Dataset listings of figures
▬▬▬▬▬▬▬▬▬▬

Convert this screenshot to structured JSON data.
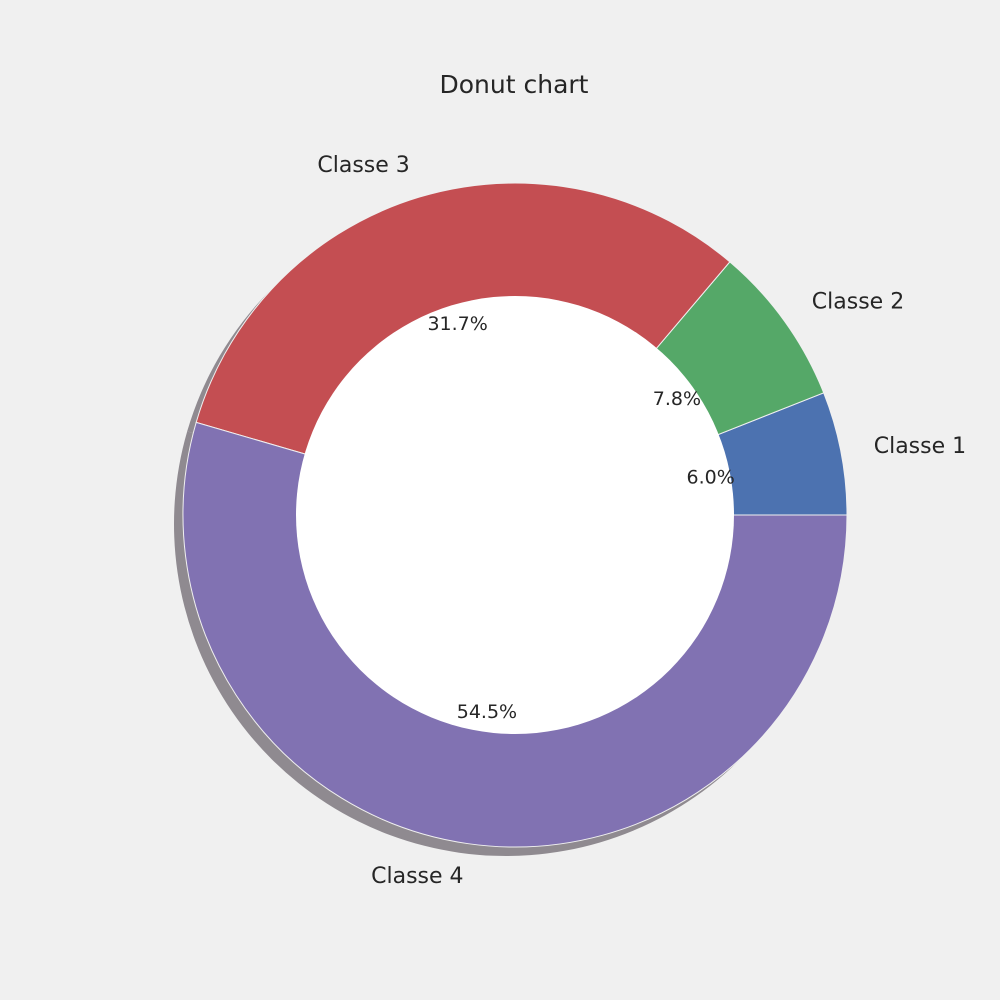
{
  "chart_data": {
    "type": "pie",
    "style": "donut",
    "title": "Donut chart",
    "categories": [
      "Classe 1",
      "Classe 2",
      "Classe 3",
      "Classe 4"
    ],
    "values": [
      6.0,
      7.8,
      31.7,
      54.5
    ],
    "percent_labels": [
      "6.0%",
      "7.8%",
      "31.7%",
      "54.5%"
    ],
    "colors": [
      "#4c72b0",
      "#55a868",
      "#c44e52",
      "#8172b2"
    ],
    "start_angle_deg": 0,
    "direction": "counterclockwise",
    "shadow": true,
    "background": "#f0f0f0",
    "center_color": "#ffffff"
  }
}
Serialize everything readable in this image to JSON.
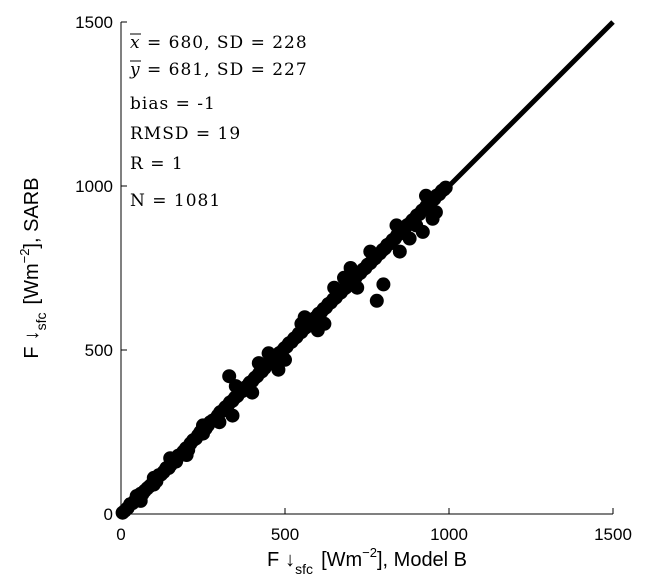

▬▬▬▬▬▬▬▬▬▬

▸ Short task
Quote every line word for word and keep the images out of the copy.

▸ Exercise result
Convert this screenshot to structured JSON data.
{
  "chart_data": {
    "type": "pie",
    "style": "donut",
    "title": "Donut chart",
    "categories": [
      "Classe 1",
      "Classe 2",
      "Classe 3",
      "Classe 4"
    ],
    "values": [
      6.0,
      7.8,
      31.7,
      54.5
    ],
    "percent_labels": [
      "6.0%",
      "7.8%",
      "31.7%",
      "54.5%"
    ],
    "colors": [
      "#4c72b0",
      "#55a868",
      "#c44e52",
      "#8172b2"
    ],
    "start_angle_deg": 0,
    "direction": "counterclockwise",
    "shadow": true,
    "background": "#f0f0f0",
    "center_color": "#ffffff"
  }
}
Serialize everything readable in this image to JSON.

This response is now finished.